= Your goal =
Your task is to copy every line of the entries that contains "name".

= = =

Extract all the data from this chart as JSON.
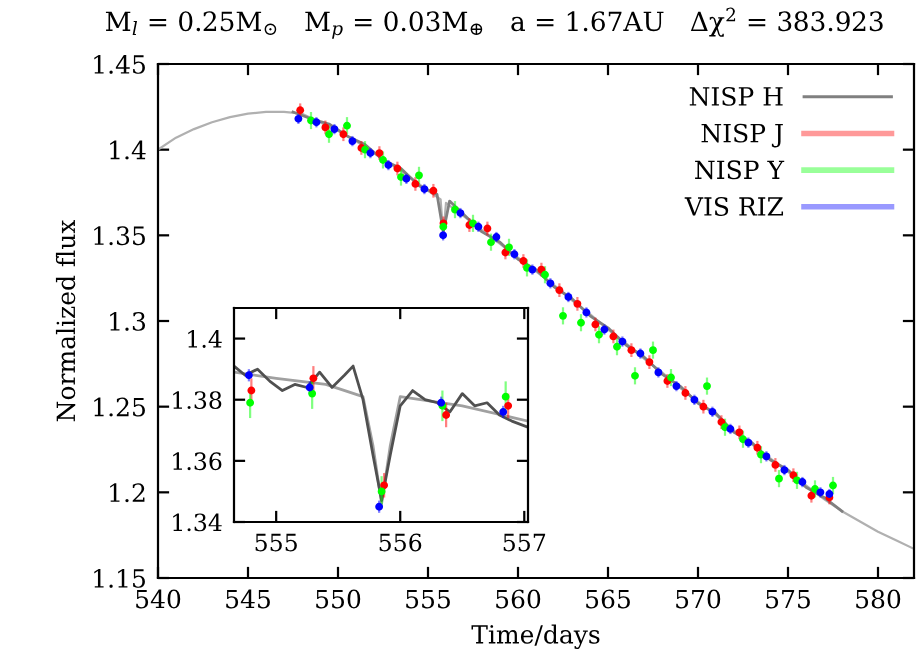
{
  "chart_data": [
    {
      "type": "scatter",
      "title": "M$_{l}$ = 0.25M$_{⊙}$   M$_{p}$ = 0.03M$_{⊕}$   a = 1.67AU   Δχ$^{2}$ = 383.923",
      "xlabel": "Time/days",
      "ylabel": "Normalized flux",
      "xlim": [
        540,
        582
      ],
      "ylim": [
        1.15,
        1.45
      ],
      "xticks": [
        540,
        545,
        550,
        555,
        560,
        565,
        570,
        575,
        580
      ],
      "yticks": [
        1.15,
        1.2,
        1.25,
        1.3,
        1.35,
        1.4,
        1.45
      ],
      "legend": "top right",
      "grid": false,
      "series": [
        {
          "type": "line",
          "color": "#b0b0b0",
          "x": [
            540,
            541,
            542,
            543,
            544,
            545,
            546,
            547,
            548,
            549,
            550,
            551,
            552,
            553,
            554,
            555,
            555.7,
            555.85,
            556,
            557,
            558,
            559,
            560,
            561,
            562,
            563,
            564,
            565,
            566,
            567,
            568,
            569,
            570,
            571,
            572,
            573,
            574,
            575,
            576,
            577,
            578,
            579,
            580,
            581,
            582
          ],
          "values": [
            1.4,
            1.407,
            1.412,
            1.416,
            1.419,
            1.421,
            1.422,
            1.422,
            1.421,
            1.416,
            1.411,
            1.405,
            1.398,
            1.391,
            1.384,
            1.376,
            1.371,
            1.35,
            1.369,
            1.361,
            1.353,
            1.345,
            1.337,
            1.329,
            1.321,
            1.312,
            1.304,
            1.295,
            1.287,
            1.278,
            1.27,
            1.261,
            1.253,
            1.245,
            1.236,
            1.228,
            1.22,
            1.212,
            1.204,
            1.196,
            1.189,
            1.183,
            1.177,
            1.172,
            1.167
          ]
        },
        {
          "type": "line",
          "name": "NISP H",
          "color": "#808080",
          "x": [
            547.5,
            548.5,
            549.5,
            550.5,
            551.5,
            552.5,
            553.5,
            554.5,
            555.5,
            555.85,
            556.2,
            557,
            558,
            559,
            560,
            561,
            562,
            563,
            564,
            565,
            566,
            567,
            568,
            569,
            570,
            571,
            572,
            573,
            574,
            575,
            576,
            577,
            578
          ],
          "values": [
            1.422,
            1.418,
            1.415,
            1.408,
            1.403,
            1.394,
            1.389,
            1.379,
            1.374,
            1.352,
            1.37,
            1.362,
            1.352,
            1.346,
            1.336,
            1.33,
            1.32,
            1.313,
            1.303,
            1.296,
            1.286,
            1.279,
            1.269,
            1.262,
            1.252,
            1.246,
            1.235,
            1.229,
            1.219,
            1.213,
            1.203,
            1.197,
            1.189
          ]
        },
        {
          "name": "NISP J",
          "marker": "circle",
          "color": "#ff0000",
          "x": [
            547.9,
            549.3,
            550.3,
            551.3,
            552.3,
            553.3,
            554.3,
            555.3,
            555.86,
            557.3,
            558.3,
            559.3,
            560.3,
            561.3,
            562.3,
            563.3,
            564.3,
            565.3,
            566.3,
            567.3,
            568.3,
            569.3,
            570.3,
            571.3,
            572.3,
            573.3,
            574.3,
            575.3,
            576.3,
            577.3
          ],
          "values": [
            1.423,
            1.413,
            1.409,
            1.401,
            1.398,
            1.389,
            1.38,
            1.376,
            1.357,
            1.356,
            1.354,
            1.34,
            1.335,
            1.33,
            1.318,
            1.31,
            1.298,
            1.291,
            1.283,
            1.276,
            1.265,
            1.258,
            1.25,
            1.241,
            1.235,
            1.226,
            1.216,
            1.21,
            1.198,
            1.197
          ],
          "errors": [
            0.004,
            0.004,
            0.004,
            0.004,
            0.004,
            0.004,
            0.004,
            0.004,
            0.004,
            0.004,
            0.004,
            0.004,
            0.004,
            0.004,
            0.004,
            0.004,
            0.004,
            0.004,
            0.004,
            0.004,
            0.004,
            0.004,
            0.004,
            0.004,
            0.004,
            0.004,
            0.004,
            0.004,
            0.004,
            0.004
          ]
        },
        {
          "name": "NISP Y",
          "marker": "circle",
          "color": "#00ff00",
          "x": [
            548.5,
            549.5,
            550.5,
            551.5,
            552.5,
            553.5,
            554.5,
            555.85,
            556.5,
            557.5,
            558.5,
            559.5,
            560.5,
            561.5,
            562.5,
            563.5,
            564.5,
            565.5,
            566.5,
            567.5,
            568.5,
            570.5,
            571.5,
            572.5,
            573.5,
            574.5,
            575.5,
            576.5,
            577.5
          ],
          "values": [
            1.417,
            1.409,
            1.414,
            1.4,
            1.394,
            1.384,
            1.385,
            1.355,
            1.365,
            1.357,
            1.346,
            1.343,
            1.331,
            1.327,
            1.303,
            1.299,
            1.292,
            1.285,
            1.268,
            1.283,
            1.267,
            1.262,
            1.238,
            1.231,
            1.222,
            1.208,
            1.207,
            1.202,
            1.204
          ],
          "errors": [
            0.005,
            0.005,
            0.005,
            0.005,
            0.005,
            0.005,
            0.005,
            null,
            0.005,
            0.005,
            0.005,
            0.005,
            0.005,
            0.005,
            0.005,
            0.005,
            0.005,
            0.005,
            0.005,
            0.005,
            0.005,
            0.005,
            0.005,
            0.005,
            0.005,
            0.005,
            0.005,
            0.005,
            0.005
          ]
        },
        {
          "name": "VIS RIZ",
          "marker": "circle",
          "color": "#0000ff",
          "x": [
            547.8,
            548.8,
            549.8,
            550.8,
            551.8,
            552.8,
            553.8,
            554.8,
            555.84,
            556.8,
            557.8,
            558.8,
            559.8,
            560.8,
            561.8,
            562.8,
            563.8,
            564.8,
            565.8,
            566.8,
            567.8,
            568.8,
            569.8,
            570.8,
            571.8,
            572.8,
            573.8,
            574.8,
            575.8,
            576.8,
            577.3
          ],
          "values": [
            1.418,
            1.416,
            1.412,
            1.405,
            1.398,
            1.391,
            1.383,
            1.377,
            1.35,
            1.363,
            1.355,
            1.349,
            1.339,
            1.33,
            1.322,
            1.314,
            1.305,
            1.295,
            1.288,
            1.281,
            1.27,
            1.262,
            1.254,
            1.247,
            1.237,
            1.229,
            1.221,
            1.213,
            1.206,
            1.2,
            1.199
          ],
          "errors": [
            0.003,
            0.003,
            0.003,
            0.003,
            0.003,
            0.003,
            0.003,
            0.003,
            0.003,
            0.003,
            0.003,
            0.003,
            0.003,
            0.003,
            0.003,
            0.003,
            0.003,
            0.003,
            0.003,
            0.003,
            0.003,
            0.003,
            0.003,
            0.003,
            0.003,
            0.003,
            0.003,
            0.003,
            0.003,
            0.003,
            0.003
          ]
        }
      ]
    },
    {
      "type": "scatter",
      "xlim": [
        554.66,
        557.03
      ],
      "ylim": [
        1.34,
        1.41
      ],
      "xticks": [
        555,
        556,
        557
      ],
      "yticks": [
        1.34,
        1.36,
        1.38,
        1.4
      ],
      "grid": false,
      "series": [
        {
          "type": "line",
          "color": "#a0a0a0",
          "x": [
            554.66,
            555.0,
            555.4,
            555.7,
            555.78,
            555.85,
            555.92,
            556.0,
            556.5,
            557.03
          ],
          "values": [
            1.389,
            1.387,
            1.385,
            1.381,
            1.365,
            1.346,
            1.365,
            1.381,
            1.378,
            1.373
          ]
        },
        {
          "type": "line",
          "color": "#505050",
          "x": [
            554.66,
            554.75,
            554.85,
            554.95,
            555.05,
            555.15,
            555.25,
            555.35,
            555.45,
            555.55,
            555.62,
            555.7,
            555.78,
            555.85,
            555.92,
            556.0,
            556.1,
            556.2,
            556.3,
            556.4,
            556.5,
            556.6,
            556.7,
            556.8,
            556.9,
            557.03
          ],
          "values": [
            1.391,
            1.388,
            1.39,
            1.386,
            1.383,
            1.385,
            1.384,
            1.389,
            1.384,
            1.388,
            1.391,
            1.38,
            1.362,
            1.347,
            1.362,
            1.378,
            1.383,
            1.38,
            1.379,
            1.376,
            1.382,
            1.378,
            1.379,
            1.375,
            1.373,
            1.371
          ]
        },
        {
          "color": "#ff0000",
          "marker": "circle",
          "x": [
            554.8,
            555.3,
            555.87,
            556.37,
            556.87
          ],
          "values": [
            1.383,
            1.387,
            1.352,
            1.375,
            1.378
          ],
          "errors": [
            0.004,
            0.004,
            0.004,
            0.004,
            0.004
          ]
        },
        {
          "color": "#00ff00",
          "marker": "circle",
          "x": [
            554.79,
            555.29,
            555.85,
            556.34,
            556.85
          ],
          "values": [
            1.379,
            1.382,
            1.35,
            1.378,
            1.381
          ],
          "errors": [
            0.005,
            0.005,
            0.005,
            0.005,
            0.005
          ]
        },
        {
          "color": "#0000ff",
          "marker": "circle",
          "x": [
            554.78,
            555.27,
            555.83,
            556.33,
            556.83
          ],
          "values": [
            1.388,
            1.384,
            1.345,
            1.379,
            1.376
          ],
          "errors": [
            0.002,
            0.002,
            0.002,
            0.002,
            0.002
          ]
        }
      ]
    }
  ]
}
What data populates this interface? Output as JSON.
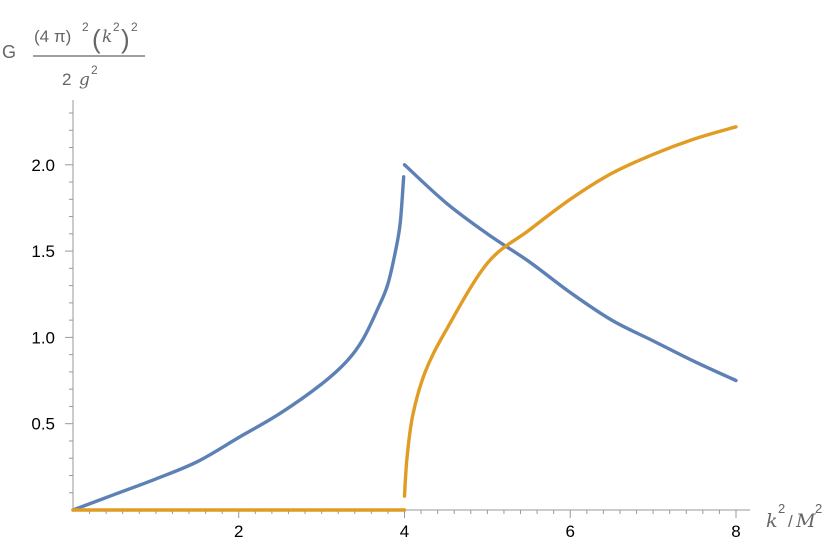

= = =

= Correct answer =
          "name": "NISP H",
          "name": "NISP J",
          "name": "NISP Y",
          "name": "VIS RIZ",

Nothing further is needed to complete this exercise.